*やること*:
a) 次の(i)〜(iii)は本文の内容と合っていますか。それぞれ「はい」か「いいえ」で答え、判断の決め手となる本文の語句をそのまま引用してください。
(i) 事件は筆者が曹長に進級した直後に起きた。
(ii) 李渉外課長の逮捕には班長の須賀准尉の許可があった。
(iii) 取調室は留置場の隣にあった。
b) 本文について、次の問いに一行ずつ答えてください。
(i) 李渉外課長の取調べを行っていたのは誰ですか。
(ii) 山東省で農民の姿をして、日本軍が少数と見ると襲いかかって来たのは何と呼ばれていましたか。
(iii) ゲリラの全貌は、何人近い逮捕者の証書によって判明しましたか。
c) 本文の「私はその場を見た瞬間、「はっ」から「ぬ顔がありありとのぞかれた。」まで(両端を含む)を、一字一句そのまま書き写してください。

最初にイバナ町長に尋問しましたが横柄な態度でなかなか口を割らないので両手を縛り天井からブラ下げました。しばらくして苦しくなったのか一切自白し、また他の百人近い逮捕者の証書でゲリラの全貌が判明しました。(p471)
https://www.heiwakinen.go.jp/shiryokan/heiwa/18onketsu/O_18_463_1.pdf
 
 山東省でも平地から一歩山の中に入ると八路軍の陣地があって、日本軍の様子を看視しており、特に農民の姿をして日本軍が少数と見ると襲いかかって来る、あの有名な便衣隊が横行して油断が出来ませんでした。あるとき、密偵が捕まって情報を自白させるため、あの手この手で責める仕打ちを見て、これも戦争のためかと顔を背けたこともありました。(p156)
https://www.heiwakinen.go.jp/shiryokan/heiwa/19onketsu/O_19_151_1.pdf
   
  事件が起ったのは、曹長に進級する直前だったから二十年の一月の末か、二月の初めであった。事件の二、三日前、警務係で県政府の幹部である「李渉外課長」を逮捕し取調べ中であると警務主任から特高主任に連絡があった。
  対中国人関係は主として特高で取扱っていたし、特に中国機関に対しては慎重を期して、たとえ職員の行動に多少の疑惑があっても、逮捕、監禁などの強硬手段は避けていた。それにもかかわらず、事もあろうに渉外関係を一手に握る李課長を逮捕したことについては、特高職員としては大きな不満があった。しかし、警務主任が班長の須賀准尉(中村隊長は本部に長期出張)の許可を得ての逮捕だから文句のつけようがなかった。
  朝礼が終った九時頃、軍服を特務服に着替え、勤務に出ようとして留置場の隣にある取調室の前を通った。其の時、取調室の中から大きな怒号の声が聞えてきた。「随分早くからやっているな。誰だろう」と軽い気分で中をのぞいた。
  私はその場を見た瞬間、「はっ」とした。我々が心配している李渉外課長の取調べを楢原伍長がやっているではないか。李課長は、乱れきった髪をふるわせて、怒りに燃える手で床をたたきながら、怒号のような声で抗弁していた。上流階級にのみ許される羊皮の長衣は破れ、過酷な取調べを物語る紫色にはれあがった傷の下からは、卑しからぬ顔がありありとのぞかれた。
  「楢原どうした、止めんか」
  倒れるようにうずくまっている李課長を抱き起して椅子に坐らせた。
  「警務主任、班長の命令で取調べをやっているのです。関係のないものは文句を言わないで下さい」
  「何に、関係がない、文句を言うなとは何事だ。遊匪や土匪ではないぞ。いやしくも県政府の高官ではないか。こんなひどい取調べをする奴があるか」

*入力データ*:
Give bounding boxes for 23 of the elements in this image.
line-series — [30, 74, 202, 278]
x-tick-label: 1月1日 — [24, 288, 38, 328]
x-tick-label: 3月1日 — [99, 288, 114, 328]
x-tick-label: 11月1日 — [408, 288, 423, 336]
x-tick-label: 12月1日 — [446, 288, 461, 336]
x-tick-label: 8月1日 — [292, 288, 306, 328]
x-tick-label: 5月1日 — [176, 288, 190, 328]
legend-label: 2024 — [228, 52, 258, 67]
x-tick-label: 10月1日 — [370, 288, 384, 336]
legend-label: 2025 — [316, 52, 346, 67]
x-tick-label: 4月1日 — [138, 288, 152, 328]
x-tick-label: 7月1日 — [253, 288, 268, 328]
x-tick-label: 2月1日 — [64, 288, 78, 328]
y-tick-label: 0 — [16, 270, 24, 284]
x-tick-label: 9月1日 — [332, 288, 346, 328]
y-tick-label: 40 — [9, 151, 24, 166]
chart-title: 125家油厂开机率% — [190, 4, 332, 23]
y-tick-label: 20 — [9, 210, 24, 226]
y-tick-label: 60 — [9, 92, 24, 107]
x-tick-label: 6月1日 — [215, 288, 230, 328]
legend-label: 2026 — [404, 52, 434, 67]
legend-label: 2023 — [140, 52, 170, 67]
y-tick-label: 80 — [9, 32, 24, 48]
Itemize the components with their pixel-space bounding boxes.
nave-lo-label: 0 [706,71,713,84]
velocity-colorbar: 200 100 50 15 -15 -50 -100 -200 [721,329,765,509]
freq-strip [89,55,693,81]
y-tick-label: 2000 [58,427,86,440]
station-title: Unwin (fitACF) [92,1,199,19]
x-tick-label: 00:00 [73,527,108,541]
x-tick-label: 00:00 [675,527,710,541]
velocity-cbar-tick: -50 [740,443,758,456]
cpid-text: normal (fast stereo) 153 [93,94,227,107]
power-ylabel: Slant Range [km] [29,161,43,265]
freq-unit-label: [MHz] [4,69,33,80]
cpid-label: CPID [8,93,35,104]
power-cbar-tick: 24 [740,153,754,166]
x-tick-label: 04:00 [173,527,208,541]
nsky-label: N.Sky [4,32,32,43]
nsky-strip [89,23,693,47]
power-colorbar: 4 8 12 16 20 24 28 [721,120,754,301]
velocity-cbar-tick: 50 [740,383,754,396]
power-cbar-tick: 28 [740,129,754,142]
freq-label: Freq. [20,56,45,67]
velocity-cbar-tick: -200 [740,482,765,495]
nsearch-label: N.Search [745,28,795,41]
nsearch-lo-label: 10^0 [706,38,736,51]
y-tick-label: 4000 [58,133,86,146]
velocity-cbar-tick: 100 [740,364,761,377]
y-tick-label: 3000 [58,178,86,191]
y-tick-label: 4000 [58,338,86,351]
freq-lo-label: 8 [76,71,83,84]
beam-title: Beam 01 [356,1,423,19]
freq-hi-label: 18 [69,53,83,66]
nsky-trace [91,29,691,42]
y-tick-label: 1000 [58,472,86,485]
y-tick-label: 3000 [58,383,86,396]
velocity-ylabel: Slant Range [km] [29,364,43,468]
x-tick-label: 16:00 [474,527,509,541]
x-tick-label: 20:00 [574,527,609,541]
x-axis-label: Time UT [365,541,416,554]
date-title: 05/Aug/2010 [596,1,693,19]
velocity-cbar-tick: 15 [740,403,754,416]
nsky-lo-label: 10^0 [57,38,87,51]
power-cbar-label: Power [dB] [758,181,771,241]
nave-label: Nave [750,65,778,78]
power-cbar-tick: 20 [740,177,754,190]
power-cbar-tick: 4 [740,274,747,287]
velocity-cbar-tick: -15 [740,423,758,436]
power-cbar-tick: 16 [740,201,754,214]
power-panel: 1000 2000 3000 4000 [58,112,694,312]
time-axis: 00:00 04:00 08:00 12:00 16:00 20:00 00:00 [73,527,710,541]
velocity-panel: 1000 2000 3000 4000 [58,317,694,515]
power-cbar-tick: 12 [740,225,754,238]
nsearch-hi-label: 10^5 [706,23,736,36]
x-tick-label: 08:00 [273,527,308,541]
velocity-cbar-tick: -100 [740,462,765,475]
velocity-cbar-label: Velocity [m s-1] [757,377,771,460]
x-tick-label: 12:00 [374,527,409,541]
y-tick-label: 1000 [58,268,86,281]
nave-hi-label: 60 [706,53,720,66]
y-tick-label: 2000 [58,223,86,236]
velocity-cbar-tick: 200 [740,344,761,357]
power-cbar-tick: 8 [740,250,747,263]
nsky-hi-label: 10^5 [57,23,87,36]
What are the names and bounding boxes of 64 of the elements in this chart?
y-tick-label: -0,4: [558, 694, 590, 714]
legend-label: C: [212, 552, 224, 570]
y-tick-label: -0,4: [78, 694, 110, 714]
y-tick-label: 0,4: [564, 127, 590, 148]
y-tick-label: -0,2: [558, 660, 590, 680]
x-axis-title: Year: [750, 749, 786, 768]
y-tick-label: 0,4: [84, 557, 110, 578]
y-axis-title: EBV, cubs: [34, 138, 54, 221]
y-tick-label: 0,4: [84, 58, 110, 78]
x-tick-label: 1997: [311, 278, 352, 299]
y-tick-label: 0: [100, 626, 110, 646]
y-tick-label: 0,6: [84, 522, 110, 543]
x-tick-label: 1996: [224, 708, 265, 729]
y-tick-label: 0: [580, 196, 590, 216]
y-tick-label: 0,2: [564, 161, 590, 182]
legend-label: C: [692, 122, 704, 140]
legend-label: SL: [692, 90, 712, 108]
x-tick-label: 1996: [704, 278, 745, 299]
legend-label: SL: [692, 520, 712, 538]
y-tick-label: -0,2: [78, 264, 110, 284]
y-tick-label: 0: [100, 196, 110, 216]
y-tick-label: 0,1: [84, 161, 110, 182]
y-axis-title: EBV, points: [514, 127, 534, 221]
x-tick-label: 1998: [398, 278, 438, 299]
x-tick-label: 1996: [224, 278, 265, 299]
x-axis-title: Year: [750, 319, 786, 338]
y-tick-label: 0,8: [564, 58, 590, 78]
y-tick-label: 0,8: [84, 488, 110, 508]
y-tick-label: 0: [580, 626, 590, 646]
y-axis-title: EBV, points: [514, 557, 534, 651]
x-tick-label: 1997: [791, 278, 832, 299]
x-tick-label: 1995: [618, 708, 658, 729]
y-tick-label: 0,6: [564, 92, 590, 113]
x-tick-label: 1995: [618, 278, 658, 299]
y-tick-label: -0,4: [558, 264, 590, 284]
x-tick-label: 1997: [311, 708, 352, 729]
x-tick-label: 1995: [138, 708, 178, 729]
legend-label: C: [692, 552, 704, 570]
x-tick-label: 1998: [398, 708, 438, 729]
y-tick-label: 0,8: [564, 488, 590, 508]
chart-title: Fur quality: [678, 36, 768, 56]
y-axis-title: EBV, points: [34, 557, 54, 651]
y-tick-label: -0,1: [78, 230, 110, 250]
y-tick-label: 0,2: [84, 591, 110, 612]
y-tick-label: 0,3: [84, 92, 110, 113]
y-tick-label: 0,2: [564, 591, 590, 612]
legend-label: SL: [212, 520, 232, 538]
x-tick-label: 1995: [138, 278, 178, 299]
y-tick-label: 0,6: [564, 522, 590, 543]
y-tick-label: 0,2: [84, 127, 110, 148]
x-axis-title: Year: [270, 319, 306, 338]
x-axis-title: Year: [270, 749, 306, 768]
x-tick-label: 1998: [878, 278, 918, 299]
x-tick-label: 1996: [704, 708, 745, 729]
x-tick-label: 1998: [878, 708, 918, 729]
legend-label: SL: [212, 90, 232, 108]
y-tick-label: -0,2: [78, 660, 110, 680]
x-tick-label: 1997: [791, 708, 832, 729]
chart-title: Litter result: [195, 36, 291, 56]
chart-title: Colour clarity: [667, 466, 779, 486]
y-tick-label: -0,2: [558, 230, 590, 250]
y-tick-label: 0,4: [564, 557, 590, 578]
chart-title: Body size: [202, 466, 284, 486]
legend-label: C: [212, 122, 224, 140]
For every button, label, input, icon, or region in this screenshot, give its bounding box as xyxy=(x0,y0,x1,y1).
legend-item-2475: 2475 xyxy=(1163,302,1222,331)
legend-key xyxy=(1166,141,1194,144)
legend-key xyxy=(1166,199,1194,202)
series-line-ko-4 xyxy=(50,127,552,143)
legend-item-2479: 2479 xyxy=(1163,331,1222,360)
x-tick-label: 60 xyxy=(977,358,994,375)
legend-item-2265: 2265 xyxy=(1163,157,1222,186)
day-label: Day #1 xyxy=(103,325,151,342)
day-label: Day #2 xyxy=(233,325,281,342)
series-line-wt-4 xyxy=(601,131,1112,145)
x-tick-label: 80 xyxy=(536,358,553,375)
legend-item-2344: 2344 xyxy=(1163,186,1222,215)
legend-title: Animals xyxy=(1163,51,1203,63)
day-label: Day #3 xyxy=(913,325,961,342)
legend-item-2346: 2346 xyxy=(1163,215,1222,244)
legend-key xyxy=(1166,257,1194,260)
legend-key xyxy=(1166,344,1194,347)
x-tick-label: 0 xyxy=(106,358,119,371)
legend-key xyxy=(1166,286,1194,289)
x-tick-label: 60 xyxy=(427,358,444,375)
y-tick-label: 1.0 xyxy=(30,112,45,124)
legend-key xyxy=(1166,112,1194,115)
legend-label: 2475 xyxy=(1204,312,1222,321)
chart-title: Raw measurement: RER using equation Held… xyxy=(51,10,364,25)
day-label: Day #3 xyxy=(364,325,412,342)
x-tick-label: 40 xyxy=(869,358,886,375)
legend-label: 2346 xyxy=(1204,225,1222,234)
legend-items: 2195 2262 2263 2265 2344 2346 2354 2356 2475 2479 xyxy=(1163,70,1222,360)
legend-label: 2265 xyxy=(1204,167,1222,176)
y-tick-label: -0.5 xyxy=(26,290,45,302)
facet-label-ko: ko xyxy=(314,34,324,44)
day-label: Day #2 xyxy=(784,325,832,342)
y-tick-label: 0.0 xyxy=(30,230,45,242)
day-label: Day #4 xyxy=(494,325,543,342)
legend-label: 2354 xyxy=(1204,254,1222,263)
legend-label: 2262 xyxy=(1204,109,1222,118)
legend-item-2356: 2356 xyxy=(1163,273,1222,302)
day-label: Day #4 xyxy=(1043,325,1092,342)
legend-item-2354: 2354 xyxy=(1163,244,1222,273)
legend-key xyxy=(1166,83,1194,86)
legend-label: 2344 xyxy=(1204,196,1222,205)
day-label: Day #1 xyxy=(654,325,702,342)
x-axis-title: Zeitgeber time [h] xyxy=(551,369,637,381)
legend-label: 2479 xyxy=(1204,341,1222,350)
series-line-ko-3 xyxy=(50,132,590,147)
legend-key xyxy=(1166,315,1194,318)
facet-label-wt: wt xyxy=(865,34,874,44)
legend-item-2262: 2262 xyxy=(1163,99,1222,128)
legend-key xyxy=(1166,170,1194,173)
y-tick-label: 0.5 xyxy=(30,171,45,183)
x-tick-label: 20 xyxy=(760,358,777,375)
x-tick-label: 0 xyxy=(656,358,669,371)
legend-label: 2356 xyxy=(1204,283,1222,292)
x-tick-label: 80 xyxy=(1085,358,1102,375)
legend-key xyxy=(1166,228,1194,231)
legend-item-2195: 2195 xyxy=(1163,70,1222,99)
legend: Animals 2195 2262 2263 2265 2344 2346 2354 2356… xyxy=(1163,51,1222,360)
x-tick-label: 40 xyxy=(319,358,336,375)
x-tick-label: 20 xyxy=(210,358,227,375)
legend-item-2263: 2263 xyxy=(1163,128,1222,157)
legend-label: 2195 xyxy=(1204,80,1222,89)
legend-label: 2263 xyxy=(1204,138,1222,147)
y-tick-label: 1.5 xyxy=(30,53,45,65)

*課題別の解答*:
a)
(i) いいえ:「曹長に進級する直前だったから二十年の一月の末か、二月の初めであった」
(ii) はい:「警務主任が班長の須賀准尉(中村隊長は本部に長期出張)の許可を得ての逮捕だから文句のつけようがなかった」
(iii) はい:「留置場の隣にある取調室」

b)
(i) 楢原伍長
(ii) 便衣隊
(iii) 百人近い逮捕者

c)
私はその場を見た瞬間、「はっ」とした。我々が心配している李渉外課長の取調べを楢原伍長がやっているではないか。李課長は、乱れきった髪をふるわせて、怒りに燃える手で床をたたきながら、怒号のような声で抗弁していた。上流階級にのみ許される羊皮の長衣は破れ、過酷な取調べを物語る紫色にはれあがった傷の下からは、卑しからぬ顔がありありとのぞかれた。